*Exercise prompt*
Repeat the records word for word, excluding any picture.

+-------+

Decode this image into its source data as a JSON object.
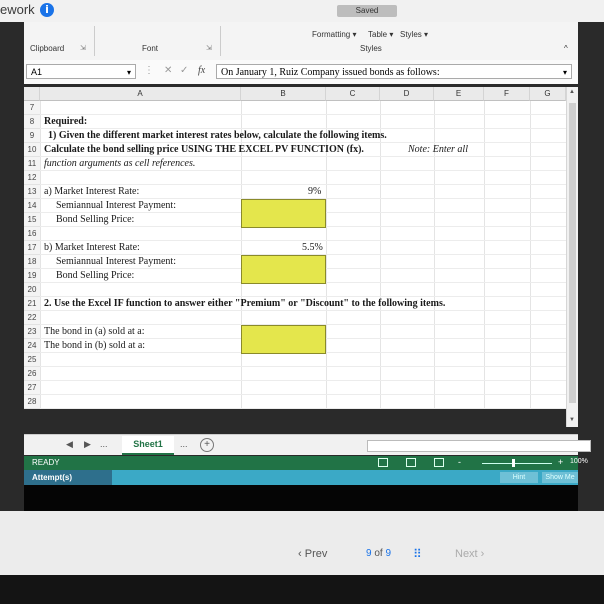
{
  "app": {
    "brand_fragment": "ework",
    "info_glyph": "i",
    "saved_label": "Saved"
  },
  "ribbon": {
    "formatting": "Formatting ▾",
    "table": "Table ▾",
    "styles_btn": "Styles ▾",
    "group_clipboard": "Clipboard",
    "group_font": "Font",
    "group_styles": "Styles",
    "launcher": "⇲",
    "collapse": "^"
  },
  "formula_bar": {
    "name_box": "A1",
    "dropdown": "▾",
    "menu": "⋮",
    "cancel": "✕",
    "enter": "✓",
    "fx": "fx",
    "content": "On January 1, Ruiz Company issued bonds as follows:"
  },
  "columns": [
    "A",
    "B",
    "C",
    "D",
    "E",
    "F",
    "G",
    "H"
  ],
  "rows": [
    "7",
    "8",
    "9",
    "10",
    "11",
    "12",
    "13",
    "14",
    "15",
    "16",
    "17",
    "18",
    "19",
    "20",
    "21",
    "22",
    "23",
    "24",
    "25",
    "26",
    "27",
    "28"
  ],
  "cells": {
    "r8": "Required:",
    "r9": "1) Given the different market interest rates below, calculate the following items.",
    "r10": "Calculate the bond selling price USING THE EXCEL PV FUNCTION (fx).",
    "r10_note": "Note: Enter all",
    "r11": "function arguments as cell references.",
    "r13": "a)  Market Interest Rate:",
    "r13_val": "9%",
    "r14": "Semiannual Interest Payment:",
    "r15": "Bond Selling Price:",
    "r17": "b)  Market Interest Rate:",
    "r17_val": "5.5%",
    "r18": "Semiannual Interest Payment:",
    "r19": "Bond Selling Price:",
    "r21": "2. Use the Excel IF function to answer either \"Premium\" or \"Discount\" to the following items.",
    "r23": "The bond in (a) sold at a:",
    "r24": "The bond in (b) sold at a:"
  },
  "tabs": {
    "first": "◀",
    "next": "▶",
    "more": "...",
    "sheet": "Sheet1",
    "more2": "...",
    "add": "+"
  },
  "status": {
    "ready": "READY",
    "zoom": "100%",
    "minus": "-",
    "plus": "+"
  },
  "attempt": {
    "label": "Attempt(s)",
    "hint": "Hint",
    "show_me": "Show Me"
  },
  "nav": {
    "prev": "Prev",
    "current": "9",
    "of": "of",
    "total": "9",
    "next": "Next",
    "grid_glyph": "⠿"
  }
}
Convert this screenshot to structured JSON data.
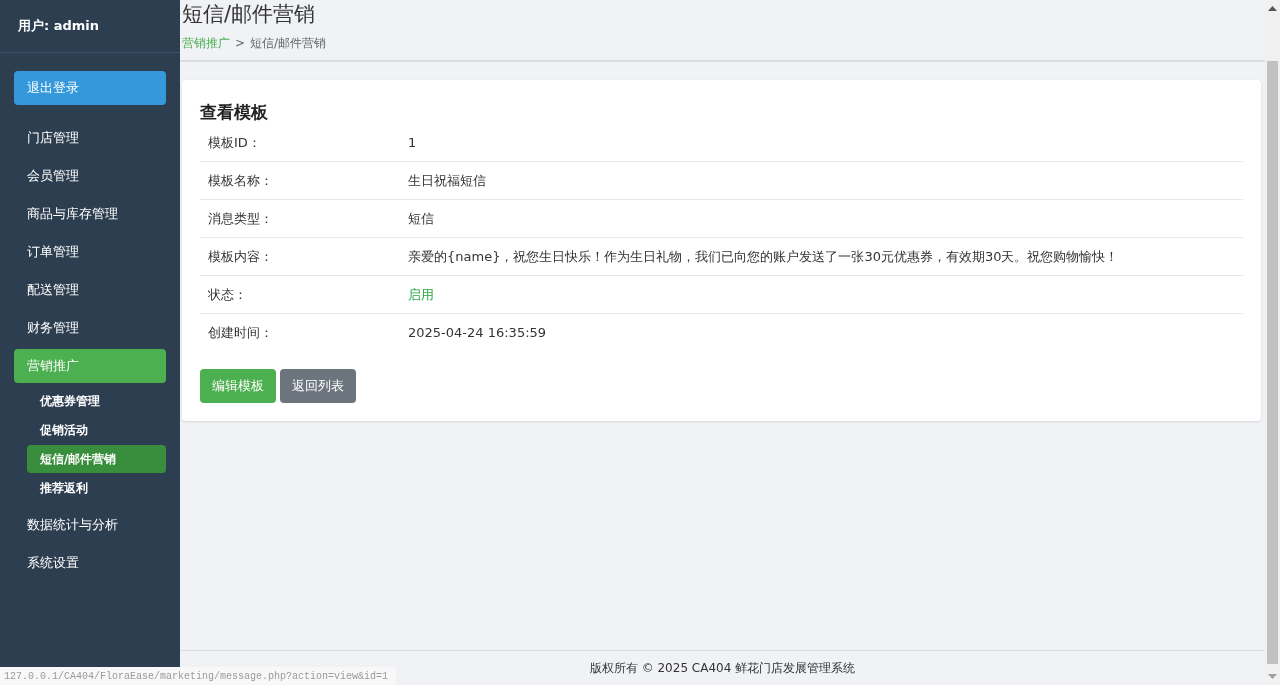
{
  "sidebar": {
    "user": "用户: admin",
    "logout": "退出登录",
    "items": [
      {
        "label": "门店管理",
        "selected": false
      },
      {
        "label": "会员管理",
        "selected": false
      },
      {
        "label": "商品与库存管理",
        "selected": false
      },
      {
        "label": "订单管理",
        "selected": false
      },
      {
        "label": "配送管理",
        "selected": false
      },
      {
        "label": "财务管理",
        "selected": false
      },
      {
        "label": "营销推广",
        "selected": true,
        "children": [
          {
            "label": "优惠券管理",
            "selected": false
          },
          {
            "label": "促销活动",
            "selected": false
          },
          {
            "label": "短信/邮件营销",
            "selected": true
          },
          {
            "label": "推荐返利",
            "selected": false
          }
        ]
      },
      {
        "label": "数据统计与分析",
        "selected": false
      },
      {
        "label": "系统设置",
        "selected": false
      }
    ]
  },
  "page": {
    "title": "短信/邮件营销",
    "breadcrumb": {
      "link": "营销推广",
      "separator": ">",
      "current": "短信/邮件营销"
    }
  },
  "card": {
    "title": "查看模板",
    "fields": [
      {
        "label": "模板ID：",
        "value": "1",
        "kind": "text"
      },
      {
        "label": "模板名称：",
        "value": "生日祝福短信",
        "kind": "text"
      },
      {
        "label": "消息类型：",
        "value": "短信",
        "kind": "text"
      },
      {
        "label": "模板内容：",
        "value": "亲爱的{name}，祝您生日快乐！作为生日礼物，我们已向您的账户发送了一张30元优惠券，有效期30天。祝您购物愉快！",
        "kind": "text"
      },
      {
        "label": "状态：",
        "value": "启用",
        "kind": "status"
      },
      {
        "label": "创建时间：",
        "value": "2025-04-24 16:35:59",
        "kind": "text"
      }
    ],
    "buttons": [
      {
        "label": "编辑模板",
        "kind": "primary"
      },
      {
        "label": "返回列表",
        "kind": "secondary"
      }
    ]
  },
  "footer": "版权所有 © 2025 CA404 鲜花门店发展管理系统",
  "status_bar": {
    "url": "127.0.0.1/CA404/FloraEase/marketing/message.php?action=view&id=1"
  }
}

+-------+

*Response to the exercise*
Decode this image into its source data as a JSON object.
{
  "app": {
    "brand_fragment": "ework",
    "info_glyph": "i",
    "saved_label": "Saved"
  },
  "ribbon": {
    "formatting": "Formatting ▾",
    "table": "Table ▾",
    "styles_btn": "Styles ▾",
    "group_clipboard": "Clipboard",
    "group_font": "Font",
    "group_styles": "Styles",
    "launcher": "⇲",
    "collapse": "^"
  },
  "formula_bar": {
    "name_box": "A1",
    "dropdown": "▾",
    "menu": "⋮",
    "cancel": "✕",
    "enter": "✓",
    "fx": "fx",
    "content": "On January 1, Ruiz Company issued bonds as follows:"
  },
  "columns": [
    "A",
    "B",
    "C",
    "D",
    "E",
    "F",
    "G",
    "H"
  ],
  "rows": [
    "7",
    "8",
    "9",
    "10",
    "11",
    "12",
    "13",
    "14",
    "15",
    "16",
    "17",
    "18",
    "19",
    "20",
    "21",
    "22",
    "23",
    "24",
    "25",
    "26",
    "27",
    "28"
  ],
  "cells": {
    "r8": "Required:",
    "r9": "1) Given the different market interest rates below, calculate the following items.",
    "r10": "Calculate the bond selling price USING THE EXCEL PV FUNCTION (fx).",
    "r10_note": "Note: Enter all",
    "r11": "function arguments as cell references.",
    "r13": "a)  Market Interest Rate:",
    "r13_val": "9%",
    "r14": "Semiannual Interest Payment:",
    "r15": "Bond Selling Price:",
    "r17": "b)  Market Interest Rate:",
    "r17_val": "5.5%",
    "r18": "Semiannual Interest Payment:",
    "r19": "Bond Selling Price:",
    "r21": "2. Use the Excel IF function to answer either \"Premium\" or \"Discount\" to the following items.",
    "r23": "The bond in (a) sold at a:",
    "r24": "The bond in (b) sold at a:"
  },
  "tabs": {
    "first": "◀",
    "next": "▶",
    "more": "...",
    "sheet": "Sheet1",
    "more2": "...",
    "add": "+"
  },
  "status": {
    "ready": "READY",
    "zoom": "100%",
    "minus": "-",
    "plus": "+"
  },
  "attempt": {
    "label": "Attempt(s)",
    "hint": "Hint",
    "show_me": "Show Me"
  },
  "nav": {
    "prev": "Prev",
    "current": "9",
    "of": "of",
    "total": "9",
    "next": "Next",
    "grid_glyph": "⠿"
  }
}
Convert this screenshot to structured JSON data.
{
  "sidebar": {
    "user": "用户: admin",
    "logout": "退出登录",
    "items": [
      {
        "label": "门店管理",
        "selected": false
      },
      {
        "label": "会员管理",
        "selected": false
      },
      {
        "label": "商品与库存管理",
        "selected": false
      },
      {
        "label": "订单管理",
        "selected": false
      },
      {
        "label": "配送管理",
        "selected": false
      },
      {
        "label": "财务管理",
        "selected": false
      },
      {
        "label": "营销推广",
        "selected": true,
        "children": [
          {
            "label": "优惠券管理",
            "selected": false
          },
          {
            "label": "促销活动",
            "selected": false
          },
          {
            "label": "短信/邮件营销",
            "selected": true
          },
          {
            "label": "推荐返利",
            "selected": false
          }
        ]
      },
      {
        "label": "数据统计与分析",
        "selected": false
      },
      {
        "label": "系统设置",
        "selected": false
      }
    ]
  },
  "page": {
    "title": "短信/邮件营销",
    "breadcrumb": {
      "link": "营销推广",
      "separator": ">",
      "current": "短信/邮件营销"
    }
  },
  "card": {
    "title": "查看模板",
    "fields": [
      {
        "label": "模板ID：",
        "value": "1",
        "kind": "text"
      },
      {
        "label": "模板名称：",
        "value": "生日祝福短信",
        "kind": "text"
      },
      {
        "label": "消息类型：",
        "value": "短信",
        "kind": "text"
      },
      {
        "label": "模板内容：",
        "value": "亲爱的{name}，祝您生日快乐！作为生日礼物，我们已向您的账户发送了一张30元优惠券，有效期30天。祝您购物愉快！",
        "kind": "text"
      },
      {
        "label": "状态：",
        "value": "启用",
        "kind": "status"
      },
      {
        "label": "创建时间：",
        "value": "2025-04-24 16:35:59",
        "kind": "text"
      }
    ],
    "buttons": [
      {
        "label": "编辑模板",
        "kind": "primary"
      },
      {
        "label": "返回列表",
        "kind": "secondary"
      }
    ]
  },
  "footer": "版权所有 © 2025 CA404 鲜花门店发展管理系统",
  "status_bar": {
    "url": "127.0.0.1/CA404/FloraEase/marketing/message.php?action=view&id=1"
  }
}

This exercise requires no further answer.